Problem requirements:
What is needed here is an exact copy of every entry.

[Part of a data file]

- - - - -

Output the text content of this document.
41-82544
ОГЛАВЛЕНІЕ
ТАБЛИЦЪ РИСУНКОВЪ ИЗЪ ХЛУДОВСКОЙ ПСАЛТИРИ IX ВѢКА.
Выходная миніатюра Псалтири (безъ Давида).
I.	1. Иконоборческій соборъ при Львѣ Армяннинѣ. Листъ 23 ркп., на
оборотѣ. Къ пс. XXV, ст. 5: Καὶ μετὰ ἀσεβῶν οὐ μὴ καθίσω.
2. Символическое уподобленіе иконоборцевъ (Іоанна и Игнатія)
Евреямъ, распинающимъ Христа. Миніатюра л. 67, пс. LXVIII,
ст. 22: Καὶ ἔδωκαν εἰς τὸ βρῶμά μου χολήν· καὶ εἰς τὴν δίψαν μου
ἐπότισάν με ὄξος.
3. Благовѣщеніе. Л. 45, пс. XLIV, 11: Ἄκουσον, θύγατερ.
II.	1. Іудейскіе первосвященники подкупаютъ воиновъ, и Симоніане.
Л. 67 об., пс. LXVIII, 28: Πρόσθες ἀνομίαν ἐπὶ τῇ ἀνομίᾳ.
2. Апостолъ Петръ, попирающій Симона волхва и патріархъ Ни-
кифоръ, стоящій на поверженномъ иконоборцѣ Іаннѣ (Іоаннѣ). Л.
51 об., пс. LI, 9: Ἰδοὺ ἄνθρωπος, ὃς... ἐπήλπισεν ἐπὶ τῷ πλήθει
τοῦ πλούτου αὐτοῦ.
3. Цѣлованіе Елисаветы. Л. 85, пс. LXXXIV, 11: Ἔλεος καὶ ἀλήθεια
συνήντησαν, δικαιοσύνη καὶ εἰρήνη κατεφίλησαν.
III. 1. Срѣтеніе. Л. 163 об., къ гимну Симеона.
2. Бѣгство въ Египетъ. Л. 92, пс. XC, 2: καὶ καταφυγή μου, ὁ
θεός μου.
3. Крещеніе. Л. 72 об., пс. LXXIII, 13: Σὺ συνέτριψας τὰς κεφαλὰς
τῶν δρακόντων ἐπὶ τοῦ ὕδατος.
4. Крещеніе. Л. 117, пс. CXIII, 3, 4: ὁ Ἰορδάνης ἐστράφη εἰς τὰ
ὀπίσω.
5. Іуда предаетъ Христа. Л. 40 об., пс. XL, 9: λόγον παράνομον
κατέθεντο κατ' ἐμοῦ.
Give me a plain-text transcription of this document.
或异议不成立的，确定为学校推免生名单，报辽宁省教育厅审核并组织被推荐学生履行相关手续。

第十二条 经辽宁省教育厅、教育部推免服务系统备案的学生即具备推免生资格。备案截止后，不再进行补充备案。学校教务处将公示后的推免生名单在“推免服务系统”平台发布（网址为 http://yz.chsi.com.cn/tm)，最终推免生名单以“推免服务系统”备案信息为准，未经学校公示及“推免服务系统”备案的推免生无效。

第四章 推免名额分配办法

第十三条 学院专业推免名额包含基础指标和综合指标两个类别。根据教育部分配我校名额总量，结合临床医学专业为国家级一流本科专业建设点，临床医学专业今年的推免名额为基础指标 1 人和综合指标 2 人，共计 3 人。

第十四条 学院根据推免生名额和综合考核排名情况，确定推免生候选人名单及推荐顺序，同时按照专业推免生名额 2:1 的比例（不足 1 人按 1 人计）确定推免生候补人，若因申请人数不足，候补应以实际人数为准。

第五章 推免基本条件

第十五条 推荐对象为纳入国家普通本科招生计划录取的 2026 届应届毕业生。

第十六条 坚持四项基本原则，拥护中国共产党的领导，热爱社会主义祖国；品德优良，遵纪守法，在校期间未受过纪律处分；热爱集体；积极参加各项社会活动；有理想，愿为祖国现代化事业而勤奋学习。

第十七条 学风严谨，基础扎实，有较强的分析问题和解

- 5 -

- - - - -

Answer below:
Output the text content of this document.
41-82544
ОГЛАВЛЕНІЕ
ТАБЛИЦЪ РИСУНКОВЪ ИЗЪ ХЛУДОВСКОЙ ПСАЛТИРИ IX ВѢКА.
Выходная миніатюра Псалтири (безъ Давида).
I.	1. Иконоборческій соборъ при Львѣ Армяннинѣ. Листъ 23 ркп., на
оборотѣ. Къ пс. XXV, ст. 5: Καὶ μετὰ ἀσεβῶν οὐ μὴ καθίσω.
2. Символическое уподобленіе иконоборцевъ (Іоанна и Игнатія)
Евреямъ, распинающимъ Христа. Миніатюра л. 67, пс. LXVIII,
ст. 22: Καὶ ἔδωκαν εἰς τὸ βρῶμά μου χολήν· καὶ εἰς τὴν δίψαν μου
ἐπότισάν με ὄξος.
3. Благовѣщеніе. Л. 45, пс. XLIV, 11: Ἄκουσον, θύγατερ.
II.	1. Іудейскіе первосвященники подкупаютъ воиновъ, и Симоніане.
Л. 67 об., пс. LXVIII, 28: Πρόσθες ἀνομίαν ἐπὶ τῇ ἀνομίᾳ.
2. Апостолъ Петръ, попирающій Симона волхва и патріархъ Ни-
кифоръ, стоящій на поверженномъ иконоборцѣ Іаннѣ (Іоаннѣ). Л.
51 об., пс. LI, 9: Ἰδοὺ ἄνθρωπος, ὃς... ἐπήλπισεν ἐπὶ τῷ πλήθει
τοῦ πλούτου αὐτοῦ.
3. Цѣлованіе Елисаветы. Л. 85, пс. LXXXIV, 11: Ἔλεος καὶ ἀλήθεια
συνήντησαν, δικαιοσύνη καὶ εἰρήνη κατεφίλησαν.
III. 1. Срѣтеніе. Л. 163 об., къ гимну Симеона.
2. Бѣгство въ Египетъ. Л. 92, пс. XC, 2: καὶ καταφυγή μου, ὁ
θεός μου.
3. Крещеніе. Л. 72 об., пс. LXXIII, 13: Σὺ συνέτριψας τὰς κεφαλὰς
τῶν δρακόντων ἐπὶ τοῦ ὕδατος.
4. Крещеніе. Л. 117, пс. CXIII, 3, 4: ὁ Ἰορδάνης ἐστράφη εἰς τὰ
ὀπίσω.
5. Іуда предаетъ Христа. Л. 40 об., пс. XL, 9: λόγον παράνομον
κατέθεντο κατ' ἐμοῦ.
Give me a plain-text transcription of this document.
或异议不成立的，确定为学校推免生名单，报辽宁省教育厅审核并组织被推荐学生履行相关手续。

第十二条 经辽宁省教育厅、教育部推免服务系统备案的学生即具备推免生资格。备案截止后，不再进行补充备案。学校教务处将公示后的推免生名单在“推免服务系统”平台发布（网址为 http://yz.chsi.com.cn/tm)，最终推免生名单以“推免服务系统”备案信息为准，未经学校公示及“推免服务系统”备案的推免生无效。

第四章 推免名额分配办法

第十三条 学院专业推免名额包含基础指标和综合指标两个类别。根据教育部分配我校名额总量，结合临床医学专业为国家级一流本科专业建设点，临床医学专业今年的推免名额为基础指标 1 人和综合指标 2 人，共计 3 人。

第十四条 学院根据推免生名额和综合考核排名情况，确定推免生候选人名单及推荐顺序，同时按照专业推免生名额 2:1 的比例（不足 1 人按 1 人计）确定推免生候补人，若因申请人数不足，候补应以实际人数为准。

第五章 推免基本条件

第十五条 推荐对象为纳入国家普通本科招生计划录取的 2026 届应届毕业生。

第十六条 坚持四项基本原则，拥护中国共产党的领导，热爱社会主义祖国；品德优良，遵纪守法，在校期间未受过纪律处分；热爱集体；积极参加各项社会活动；有理想，愿为祖国现代化事业而勤奋学习。

第十七条 学风严谨，基础扎实，有较强的分析问题和解

- 5 -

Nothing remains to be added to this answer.